Raw records ::
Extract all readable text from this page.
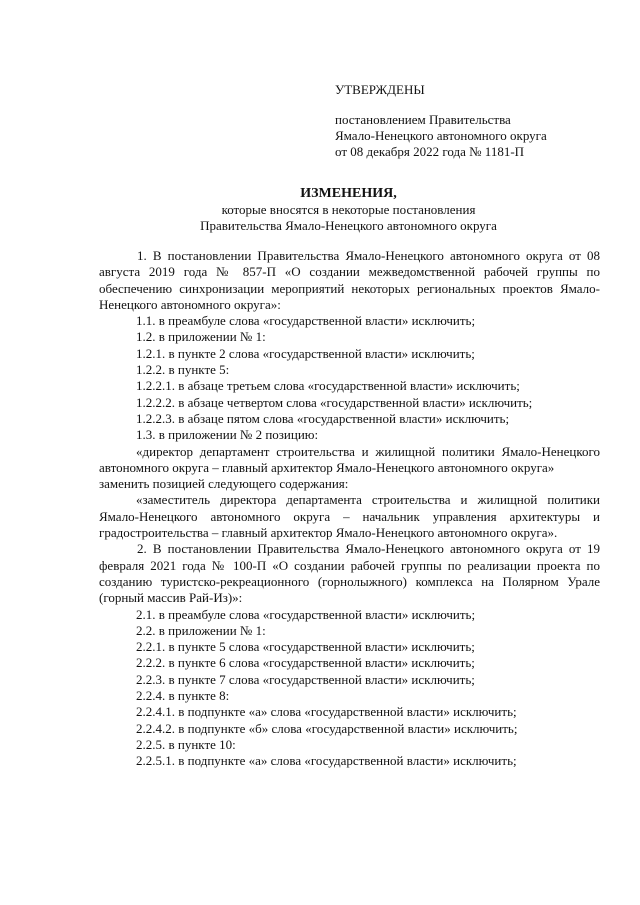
УТВЕРЖДЕНЫ
постановлением Правительства
Ямало-Ненецкого автономного округа
от 08 декабря 2022 года № 1181-П
ИЗМЕНЕНИЯ,
которые вносятся в некоторые постановления
Правительства Ямало-Ненецкого автономного округа

1. В постановлении Правительства Ямало-Ненецкого автономного округа от 08 августа 2019 года № 857-П «О создании межведомственной рабочей группы по обеспечению синхронизации мероприятий некоторых региональных проектов Ямало-Ненецкого автономного округа»:

1.1. в преамбуле слова «государственной власти» исключить;

1.2. в приложении № 1:

1.2.1. в пункте 2 слова «государственной власти» исключить;

1.2.2. в пункте 5:

1.2.2.1. в абзаце третьем слова «государственной власти» исключить;

1.2.2.2. в абзаце четвертом слова «государственной власти» исключить;

1.2.2.3. в абзаце пятом слова «государственной власти» исключить;

1.3. в приложении № 2 позицию:

«директор департамент строительства и жилищной политики Ямало-Ненецкого автономного округа – главный архитектор Ямало-Ненецкого автономного округа»

заменить позицией следующего содержания:

«заместитель директора департамента строительства и жилищной политики Ямало-Ненецкого автономного округа – начальник управления архитектуры и градостроительства – главный архитектор Ямало-Ненецкого автономного округа».

2. В постановлении Правительства Ямало-Ненецкого автономного округа от 19 февраля 2021 года № 100-П «О создании рабочей группы по реализации проекта по созданию туристско-рекреационного (горнолыжного) комплекса на Полярном Урале (горный массив Рай-Из)»:

2.1. в преамбуле слова «государственной власти» исключить;

2.2. в приложении № 1:

2.2.1. в пункте 5 слова «государственной власти» исключить;

2.2.2. в пункте 6 слова «государственной власти» исключить;

2.2.3. в пункте 7 слова «государственной власти» исключить;

2.2.4. в пункте 8:

2.2.4.1. в подпункте «а» слова «государственной власти» исключить;

2.2.4.2. в подпункте «б» слова «государственной власти» исключить;

2.2.5. в пункте 10:

2.2.5.1. в подпункте «а» слова «государственной власти» исключить;
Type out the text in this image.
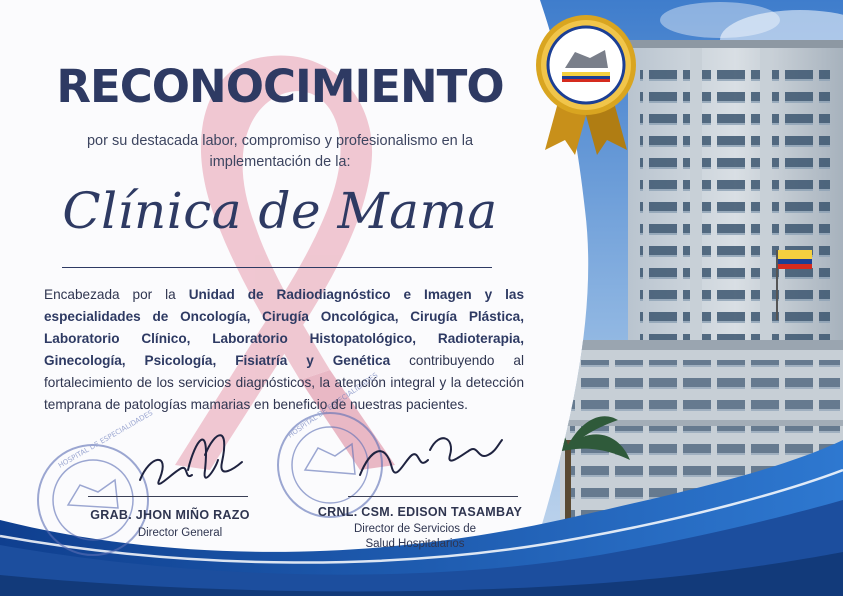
HOSPITAL DE ESPECIALIDADES	HOSPITAL DE ESPECIALIDADES
RECONOCIMIENTO
por su destacada labor, compromiso y profesionalismo en la
implementación de la:
Clínica de Mama
Encabezada por la Unidad de Radiodiagnóstico e Imagen y las especialidades de Oncología, Cirugía Oncológica, Cirugía Plástica, Laboratorio Clínico, Laboratorio Histopatológico, Radioterapia, Ginecología, Psicología, Fisiatría y Genética contribuyendo al fortalecimiento de los servicios diagnósticos, la atención integral y la detección temprana de patologías mamarias en beneficio de nuestras pacientes.
GRAB. JHON MIÑO RAZO
Director General
CRNL. CSM. EDISON TASAMBAY
Director de Servicios de
Salud Hospitalarios
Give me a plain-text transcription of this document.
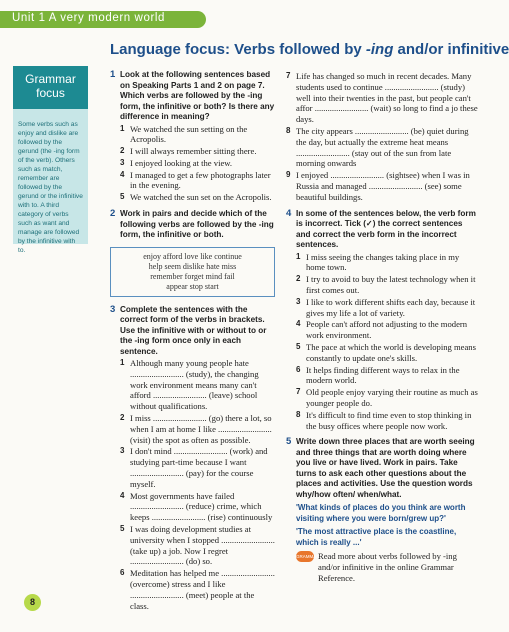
Unit 1 A very modern world
Language focus: Verbs followed by -ing and/or infinitive
Grammar focus
Some verbs such as enjoy and dislike are followed by the gerund (the -ing form of the verb). Others such as match, remember are followed by the gerund or the infinitive with to. A third category of verbs such as want and manage are followed by the infinitive with to.
1 Look at the following sentences based on Speaking Parts 1 and 2 on page 7. Which verbs are followed by the -ing form, the infinitive or both? Is there any difference in meaning?
1 We watched the sun setting on the Acropolis.
2 I will always remember sitting there.
3 I enjoyed looking at the view.
4 I managed to get a few photographs later in the evening.
5 We watched the sun set on the Acropolis.
2 Work in pairs and decide which of the following verbs are followed by the -ing form, the infinitive or both.
enjoy afford love like continue
help seem dislike hate miss
remember forget mind fail
appear stop start
3 Complete the sentences with the correct form of the verbs in brackets. Use the infinitive with or without to or the -ing form once only in each sentence.
1 Although many young people hate ......................... (study), the changing work environment means many can't afford ......................... (leave) school without qualifications.
2 I miss ......................... (go) there a lot, so when I am at home I like ......................... (visit) the spot as often as possible.
3 I don't mind ......................... (work) and studying part-time because I want ......................... (pay) for the course myself.
4 Most governments have failed ......................... (reduce) crime, which keeps ......................... (rise) continuously
5 I was doing development studies at university when I stopped ......................... (take up) a job. Now I regret ......................... (do) so.
6 Meditation has helped me ......................... (overcome) stress and I like ......................... (meet) people at the class.
7 Life has changed so much in recent decades. Many students used to continue ......................... (study) well into their twenties in the past, but people can't affor ......................... (wait) so long to find a jo these days.
8 The city appears ......................... (be) quiet during the day, but actually the extreme heat means ......................... (stay out of the sun from late morning onwards
9 I enjoyed ......................... (sightsee) when I was in Russia and managed ......................... (see) some beautiful buildings.
4 In some of the sentences below, the verb form is incorrect. Tick (✓) the correct sentences and correct the verb form in the incorrect sentences.
1 I miss seeing the changes taking place in my home town.
2 I try to avoid to buy the latest technology when it first comes out.
3 I like to work different shifts each day, because it gives my life a lot of variety.
4 People can't afford not adjusting to the modern work environment.
5 The pace at which the world is developing means constantly to update one's skills.
6 It helps finding different ways to relax in the modern world.
7 Old people enjoy varying their routine as much as younger people do.
8 It's difficult to find time even to stop thinking in the busy offices where people now work.
5 Write down three places that are worth seeing and three things that are worth doing where you live or have lived. Work in pairs. Take turns to ask each other questions about the places and activities. Use the question words why/how often/ when/what.
'What kinds of places do you think are worth visiting where you were born/grew up?'
'The most attractive place is the coastline, which is really ...'
GRAMMAR
Read more about verbs followed by -ing and/or infinitive in the online Grammar Reference.
8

Problem details :: Check all the records above and select each line where the string "following" is found.

Solution ::
1 Look at the following sentences based on Speaking Parts 1 and 2 on page 7. Which verbs are followed by the -ing form, the infinitive or both? Is there any difference in meaning?
2 Work in pairs and decide which of the following verbs are followed by the -ing form, the infinitive or both.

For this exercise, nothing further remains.